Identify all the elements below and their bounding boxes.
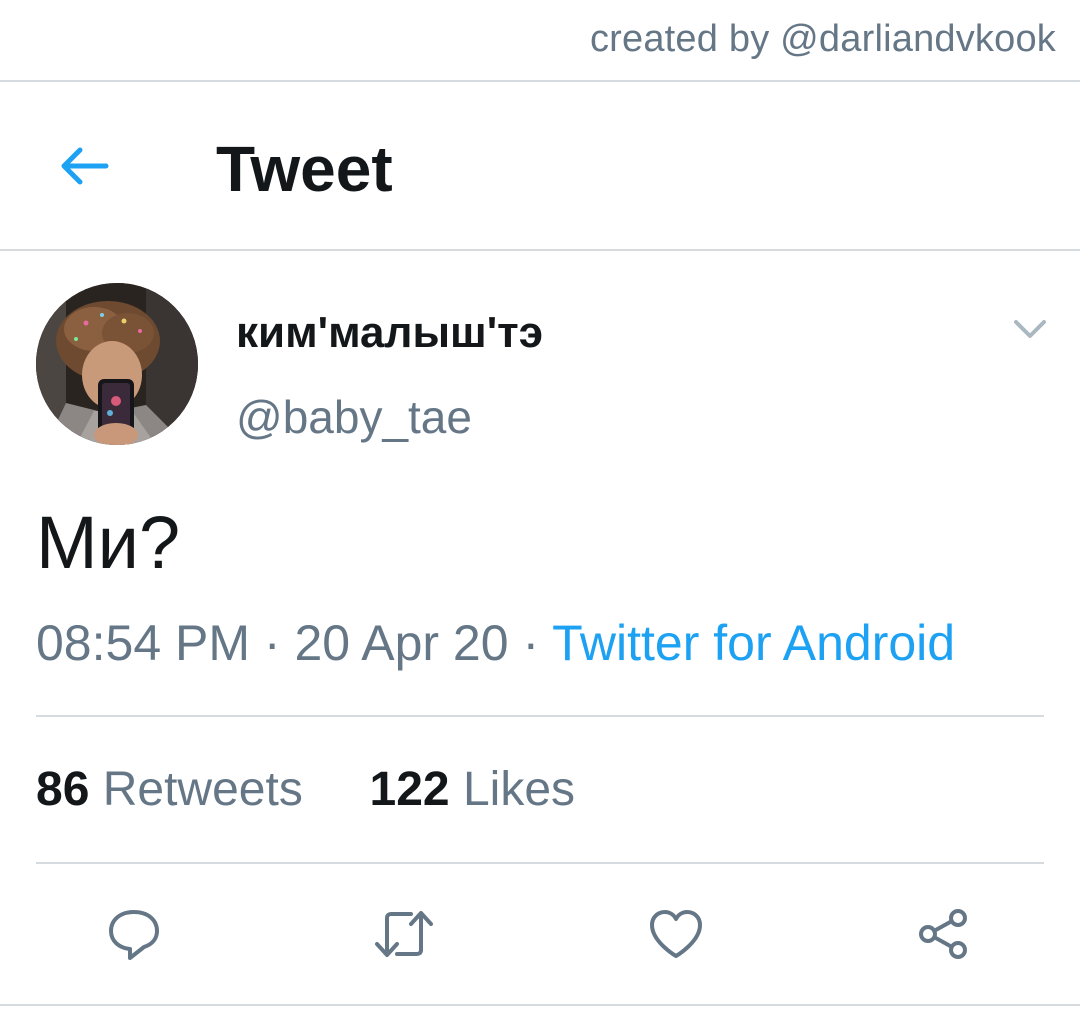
bottom-divider	[0, 1004, 1080, 1006]
watermark-credit: created by @darliandvkook	[589, 18, 1056, 60]
meta-separator: ·	[263, 615, 281, 671]
tweet-stats: 86 Retweets 122 Likes	[36, 762, 575, 817]
retweet-button[interactable]	[366, 896, 442, 972]
header-bar: Tweet	[0, 82, 1080, 250]
display-name[interactable]: ким'малыш'тэ	[236, 308, 543, 358]
tweet-meta: 08:54 PM · 20 Apr 20 · Twitter for Andro…	[36, 614, 955, 672]
meta-separator: ·	[522, 615, 540, 671]
tweet-menu-button[interactable]	[1010, 308, 1050, 348]
avatar-photo	[36, 283, 198, 445]
like-button[interactable]	[638, 896, 714, 972]
action-bar	[0, 896, 1080, 972]
likes-count: 122	[369, 763, 450, 816]
meta-divider	[36, 715, 1044, 717]
arrow-left-icon	[61, 147, 109, 185]
retweets-label: Retweets	[102, 763, 303, 816]
avatar[interactable]	[36, 283, 198, 445]
back-button[interactable]	[52, 134, 116, 198]
tweet-source-link[interactable]: Twitter for Android	[552, 615, 955, 671]
tweet-text: Ми?	[36, 501, 181, 584]
like-icon	[650, 910, 702, 958]
user-handle[interactable]: @baby_tae	[236, 390, 472, 444]
stats-divider	[36, 862, 1044, 864]
tweet-date: 20 Apr 20	[294, 615, 509, 671]
retweets-count: 86	[36, 763, 90, 816]
header-divider	[0, 249, 1080, 251]
likes-label: Likes	[462, 763, 576, 816]
likes-stat[interactable]: 122 Likes	[370, 763, 576, 816]
chevron-down-icon	[1014, 320, 1046, 338]
tweet-time: 08:54 PM	[36, 615, 251, 671]
reply-icon	[109, 910, 159, 960]
reply-button[interactable]	[96, 896, 172, 972]
page-title: Tweet	[216, 133, 393, 205]
retweet-icon	[375, 911, 433, 957]
share-button[interactable]	[906, 896, 982, 972]
share-icon	[919, 909, 967, 959]
retweets-stat[interactable]: 86 Retweets	[36, 763, 316, 816]
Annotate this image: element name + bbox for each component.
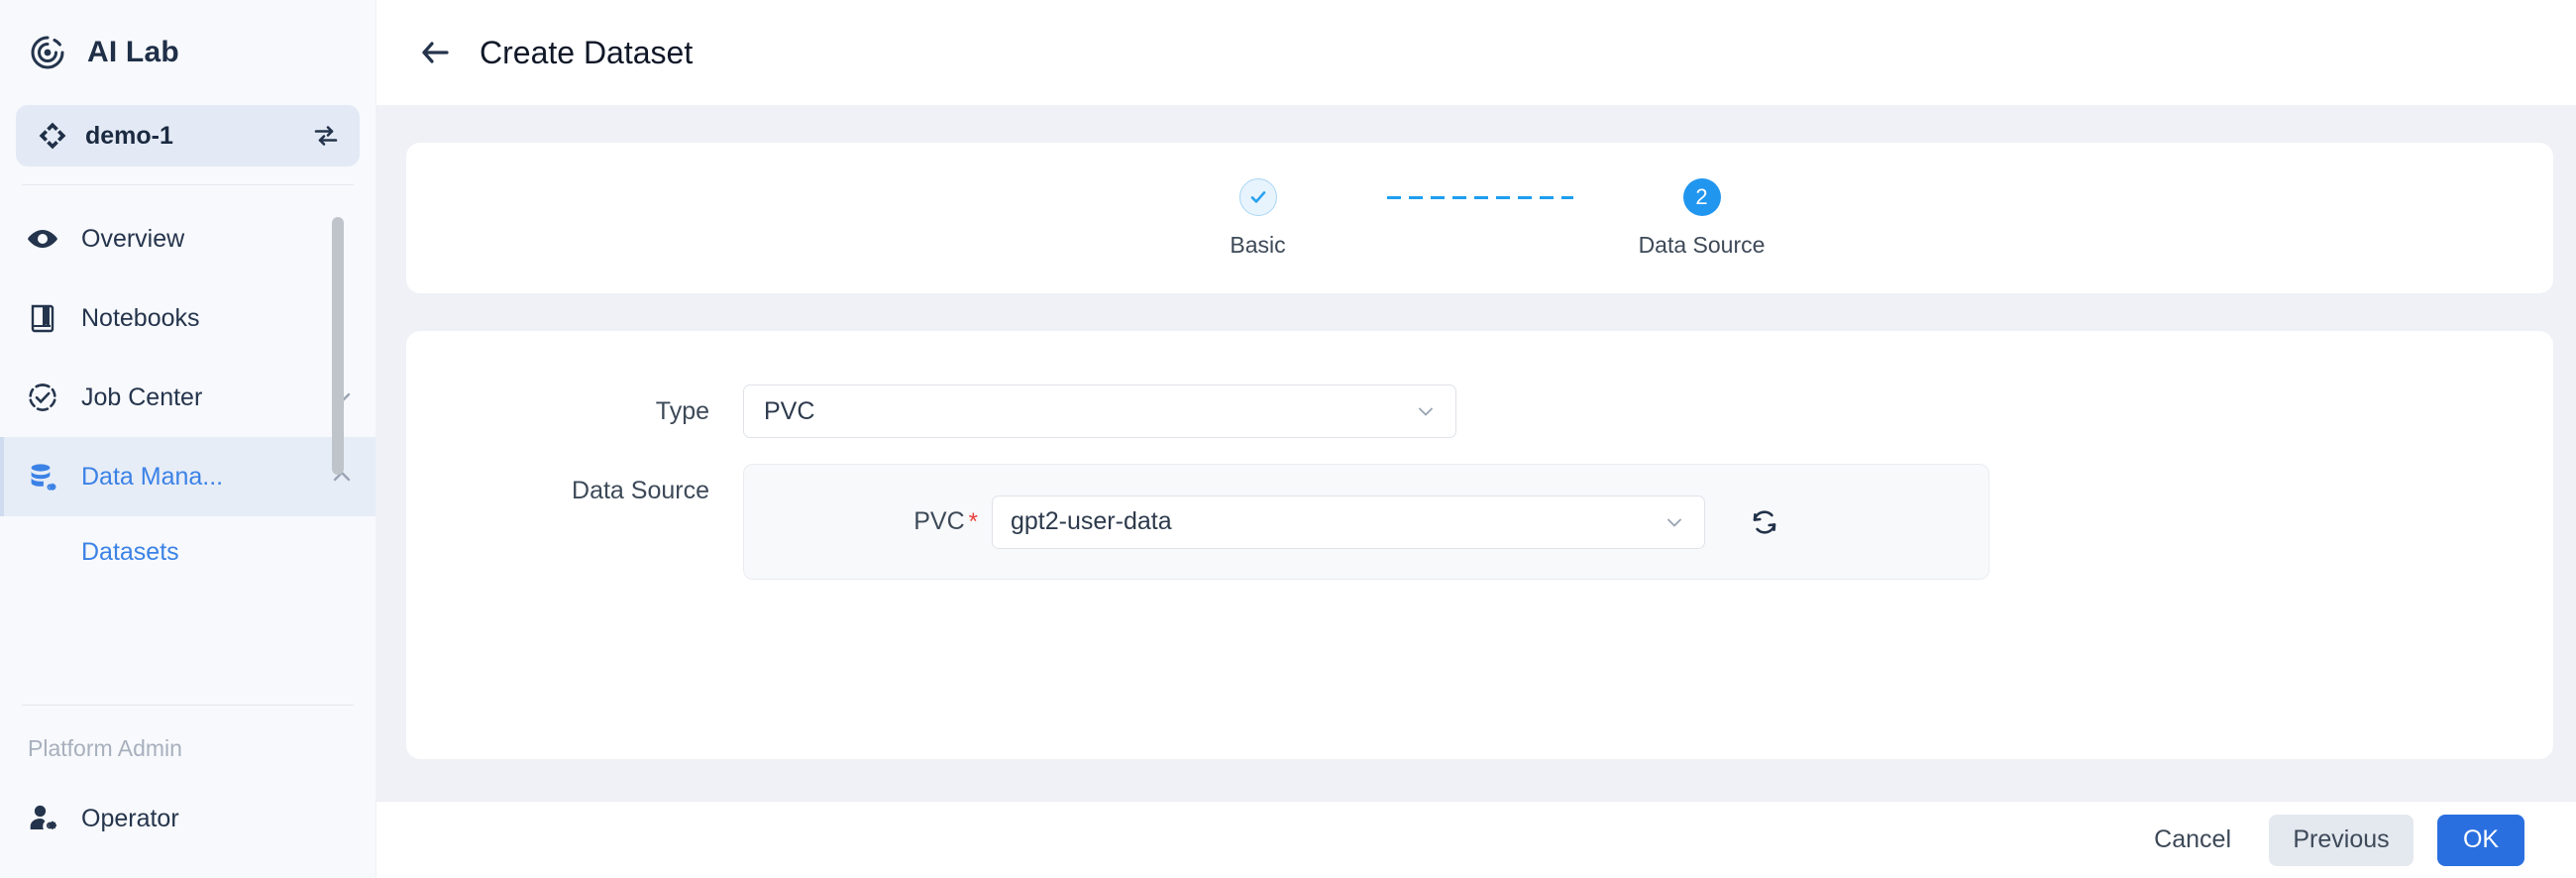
pvc-select[interactable]: gpt2-user-data (992, 494, 1705, 549)
step-basic-label: Basic (1230, 231, 1286, 258)
data-source-panel: PVC * gpt2-user-data (743, 464, 1989, 580)
stepper: Basic 2 Data Source (1129, 177, 1831, 259)
topbar: Create Dataset (376, 0, 2576, 105)
sidebar-item-datasets[interactable]: Datasets (0, 516, 376, 588)
sidebar-scrollbar-thumb[interactable] (332, 217, 344, 475)
page-title: Create Dataset (480, 34, 694, 70)
content-scroll: Basic 2 Data Source Type PVC Data Source… (376, 105, 2576, 801)
switch-arrows-icon[interactable] (312, 122, 340, 150)
database-gear-icon (26, 460, 59, 494)
data-source-label: Data Source (572, 477, 709, 504)
eye-icon (26, 222, 59, 256)
main-area: Create Dataset Basic 2 Data Source Type … (376, 0, 2576, 878)
sidebar-item-label: Notebooks (81, 303, 200, 332)
previous-button[interactable]: Previous (2269, 814, 2414, 866)
chevron-down-icon (1414, 399, 1438, 423)
sidebar-nav-scroll-area: Overview Notebooks Job Center Data Mana.… (0, 185, 376, 701)
pvc-label-text: PVC (913, 507, 965, 535)
sidebar-subitem-label: Datasets (81, 537, 179, 566)
app-root: AI Lab demo-1 Overview Notebooks Job Cen… (0, 0, 2576, 878)
type-select[interactable]: PVC (743, 384, 1456, 438)
type-label: Type (655, 397, 709, 425)
form-row-type: Type PVC (406, 384, 2553, 438)
form-row-data-source: Data Source PVC * gpt2-user-data (406, 464, 2553, 580)
stepper-connector (1386, 195, 1573, 199)
check-icon (1250, 190, 1265, 203)
sidebar-item-label: Job Center (81, 383, 203, 411)
sidebar: AI Lab demo-1 Overview Notebooks Job Cen… (0, 0, 376, 878)
sidebar-item-data-management[interactable]: Data Mana... (0, 437, 376, 516)
target-rings-icon (26, 31, 69, 74)
step-data-source[interactable]: 2 Data Source (1573, 177, 1831, 259)
sidebar-item-operator[interactable]: Operator (0, 779, 376, 858)
step-basic-bullet (1238, 177, 1277, 216)
sidebar-item-label: Operator (81, 804, 179, 832)
step-basic[interactable]: Basic (1129, 177, 1387, 259)
project-name: demo-1 (85, 121, 173, 150)
pvc-select-value: gpt2-user-data (1011, 507, 1172, 535)
required-marker: * (968, 508, 978, 535)
project-selector[interactable]: demo-1 (16, 105, 360, 166)
footer-actions: Cancel Previous OK (376, 801, 2576, 878)
sidebar-item-notebooks[interactable]: Notebooks (0, 278, 376, 358)
form-card: Type PVC Data Source PVC * gpt2-user-dat… (406, 331, 2553, 759)
sidebar-section-platform-admin: Platform Admin (28, 735, 182, 761)
user-gear-icon (26, 802, 59, 835)
ok-button[interactable]: OK (2437, 814, 2524, 866)
step-data-source-bullet: 2 (1682, 177, 1721, 216)
type-select-value: PVC (764, 396, 815, 425)
cancel-button[interactable]: Cancel (2132, 815, 2253, 866)
check-circle-dashed-icon (26, 381, 59, 414)
refresh-icon[interactable] (1747, 504, 1782, 540)
brand-name: AI Lab (87, 36, 179, 68)
pvc-label: PVC * (744, 494, 992, 549)
chevron-down-icon (1663, 510, 1686, 534)
sidebar-item-label: Data Mana... (81, 462, 224, 491)
sidebar-item-overview[interactable]: Overview (0, 199, 376, 278)
sidebar-item-label: Overview (81, 224, 185, 253)
project-diamond-icon (38, 121, 67, 151)
sidebar-nav: Overview Notebooks Job Center Data Mana.… (0, 185, 376, 588)
sidebar-item-job-center[interactable]: Job Center (0, 358, 376, 437)
brand: AI Lab (0, 0, 376, 105)
arrow-left-icon[interactable] (416, 34, 454, 71)
step-data-source-label: Data Source (1638, 231, 1766, 258)
book-icon (26, 301, 59, 335)
stepper-card: Basic 2 Data Source (406, 143, 2553, 293)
········
> **YOUR INSTRUCTIONS**:
Format every line of the items above as a Markdown table with the columns Row and Line, numbering the rows in order and skipping blank lines. Leave the pictures out of the table.

> **THE RESULT**:
| Row | Line |
|---|---|
| 1 | Identify all the elements below and their bounding boxes. |
| 2 | bottom-divider	[0, 1004, 1080, 1006] |
| 3 | watermark-credit: created by @darliandvkook	[589, 18, 1056, 60] |
| 4 | meta-separator: ·	[263, 615, 281, 671] |
| 5 | tweet-stats: 86 Retweets 122 Likes	[36, 762, 575, 817] |
| 6 | retweet-button[interactable]	[366, 896, 442, 972] |
| 7 | header-bar: Tweet	[0, 82, 1080, 250] |
| 8 | display-name[interactable]: ким'малыш'тэ	[236, 308, 543, 358] |
| 9 | tweet-meta: 08:54 PM · 20 Apr 20 · Twitter for Andro…	[36, 614, 955, 672] |
| 10 | meta-separator: ·	[522, 615, 540, 671] |
| 11 | tweet-menu-button[interactable]	[1010, 308, 1050, 348] |
| 12 | avatar-photo	[36, 283, 198, 445] |
| 13 | like-button[interactable]	[638, 896, 714, 972] |
| 14 | action-bar	[0, 896, 1080, 972] |
| 15 | likes-count: 122	[369, 763, 450, 816] |
| 16 | meta-divider	[36, 715, 1044, 717] |
| 17 | arrow-left-icon	[61, 147, 109, 185] |
| 18 | retweets-label: Retweets	[102, 763, 303, 816] |
| 19 | avatar[interactable]	[36, 283, 198, 445] |
| 20 | back-button[interactable]	[52, 134, 116, 198] |
| 21 | tweet-source-link[interactable]: Twitter for Android	[552, 615, 955, 671] |
| 22 | tweet-text: Ми?	[36, 501, 181, 584] |
| 23 | like-icon	[650, 910, 702, 958] |
| 24 | user-handle[interactable]: @baby_tae	[236, 390, 472, 444] |
| 25 | stats-divider	[36, 862, 1044, 864] |
| 26 | tweet-date: 20 Apr 20	[294, 615, 509, 671] |
| 27 | retweets-count: 86	[36, 763, 90, 816] |
| 28 | header-divider	[0, 249, 1080, 251] |
| 29 | likes-label: Likes	[462, 763, 576, 816] |
| 30 | likes-stat[interactable]: 122 Likes	[370, 763, 576, 816] |
| 31 | chevron-down-icon	[1014, 320, 1046, 338] |
| 32 | tweet-time: 08:54 PM	[36, 615, 251, 671] |
| 33 | reply-icon	[109, 910, 159, 960] |
| 34 | reply-button[interactable]	[96, 896, 172, 972] |
| 35 | page-title: Tweet	[216, 133, 393, 205] |
| 36 | retweet-icon	[375, 911, 433, 957] |
| 37 | share-button[interactable]	[906, 896, 982, 972] |
| 38 | share-icon	[919, 909, 967, 959] |
| 39 | retweets-stat[interactable]: 86 Retweets	[36, 763, 316, 816] |
| 40 | Annotate this image: element name + bbox for each component. |
| 41 | pvc-select[interactable]: gpt2-user-data (992, 494, 1705, 549) |
| 42 | step-basic-label: Basic (1230, 231, 1286, 258) |
| 43 | data-source-panel: PVC * gpt2-user-data (743, 464, 1989, 580) |
| 44 | stepper: Basic 2 Data Source (1129, 177, 1831, 259) |
| 45 | topbar: Create Dataset (376, 0, 2576, 105) |
| 46 | sidebar-item-datasets[interactable]: Datasets (0, 516, 376, 588) |
| 47 | sidebar-scrollbar-thumb[interactable] (332, 217, 344, 475) |
| 48 | page-title: Create Dataset (480, 34, 694, 70) |
| 49 | content-scroll: Basic 2 Data Source Type PVC Data Source… (376, 105, 2576, 801) |
| 50 | switch-arrows-icon[interactable] (312, 122, 340, 150) |
| 51 | database-gear-icon (26, 460, 59, 494) |
| 52 | data-source-label: Data Source (572, 477, 709, 504) |
| 53 | eye-icon (26, 222, 59, 256) |
| 54 | main-area: Create Dataset Basic 2 Data Source Type … (376, 0, 2576, 878) |
| 55 | sidebar-item-label: Notebooks (81, 303, 200, 332) |
| 56 | previous-button[interactable]: Previous (2269, 814, 2414, 866) |
| 57 | chevron-down-icon (1414, 399, 1438, 423) |
| 58 | sidebar-nav-scroll-area: Overview Notebooks Job Center Data Mana.… (0, 185, 376, 701) |
| 59 | pvc-label-text: PVC (913, 507, 965, 535) |
| 60 | sidebar-subitem-label: Datasets (81, 537, 179, 566) |
| 61 | app-root: AI Lab demo-1 Overview Notebooks Job Cen… (0, 0, 2576, 878) |
| 62 | type-select[interactable]: PVC (743, 384, 1456, 438) |
| 63 | type-label: Type (655, 397, 709, 425) |
| 64 | form-row-type: Type PVC (406, 384, 2553, 438) |
| 65 | form-row-data-source: Data Source PVC * gpt2-user-data (406, 464, 2553, 580) |
| 66 | stepper-connector (1386, 195, 1573, 199) |
| 67 | check-icon (1250, 190, 1265, 203) |
| 68 | sidebar-item-label: Job Center (81, 383, 203, 411) |
| 69 | sidebar: AI Lab demo-1 Overview Notebooks Job Cen… (0, 0, 376, 878) |
| 70 | sidebar-item-data-management[interactable]: Data Mana... (0, 437, 376, 516) |
| 71 | target-rings-icon (26, 31, 69, 74) |
| 72 | step-data-source[interactable]: 2 Data Source (1573, 177, 1831, 259) |
| 73 | sidebar-item-operator[interactable]: Operator (0, 779, 376, 858) |
| 74 | step-basic-bullet (1238, 177, 1277, 216) |
| 75 | sidebar-item-label: Operator (81, 804, 179, 832) |
| 76 | step-basic[interactable]: Basic (1129, 177, 1387, 259) |
| 77 | project-name: demo-1 (85, 121, 173, 150) |
| 78 | pvc-select-value: gpt2-user-data (1011, 507, 1172, 535) |
| 79 | required-marker: * (968, 508, 978, 535) |
| 80 | project-selector[interactable]: demo-1 (16, 105, 360, 166) |
| 81 | footer-actions: Cancel Previous OK (376, 801, 2576, 878) |
| 82 | sidebar-item-notebooks[interactable]: Notebooks (0, 278, 376, 358) |
| 83 | form-card: Type PVC Data Source PVC * gpt2-user-dat… (406, 331, 2553, 759) |
| 84 | sidebar-section-platform-admin: Platform Admin (28, 735, 182, 761) |
| 85 | user-gear-icon (26, 802, 59, 835) |
| 86 | ok-button[interactable]: OK (2437, 814, 2524, 866) |
| 87 | step-data-source-bullet: 2 (1682, 177, 1721, 216) |
| 88 | type-select-value: PVC (764, 396, 815, 425) |
| 89 | cancel-button[interactable]: Cancel (2132, 815, 2253, 866) |
| 90 | check-circle-dashed-icon (26, 381, 59, 414) |
| 91 | refresh-icon[interactable] (1747, 504, 1782, 540) |
| 92 | brand-name: AI Lab (87, 36, 179, 68) |
| 93 | pvc-label: PVC * (744, 494, 992, 549) |
| 94 | chevron-down-icon (1663, 510, 1686, 534) |
| 95 | sidebar-item-label: Data Mana... (81, 462, 224, 491) |
| 96 | sidebar-item-overview[interactable]: Overview (0, 199, 376, 278) |
| 97 | sidebar-item-label: Overview (81, 224, 185, 253) |
| 98 | project-diamond-icon (38, 121, 67, 151) |
| 99 | sidebar-nav: Overview Notebooks Job Center Data Mana.… (0, 185, 376, 588) |
| 100 | sidebar-item-job-center[interactable]: Job Center (0, 358, 376, 437) |
| 101 | brand: AI Lab (0, 0, 376, 105) |
| 102 | arrow-left-icon[interactable] (416, 34, 454, 71) |
| 103 | step-data-source-label: Data Source (1638, 231, 1766, 258) |
| 104 | book-icon (26, 301, 59, 335) |
| 105 | stepper-card: Basic 2 Data Source (406, 143, 2553, 293) |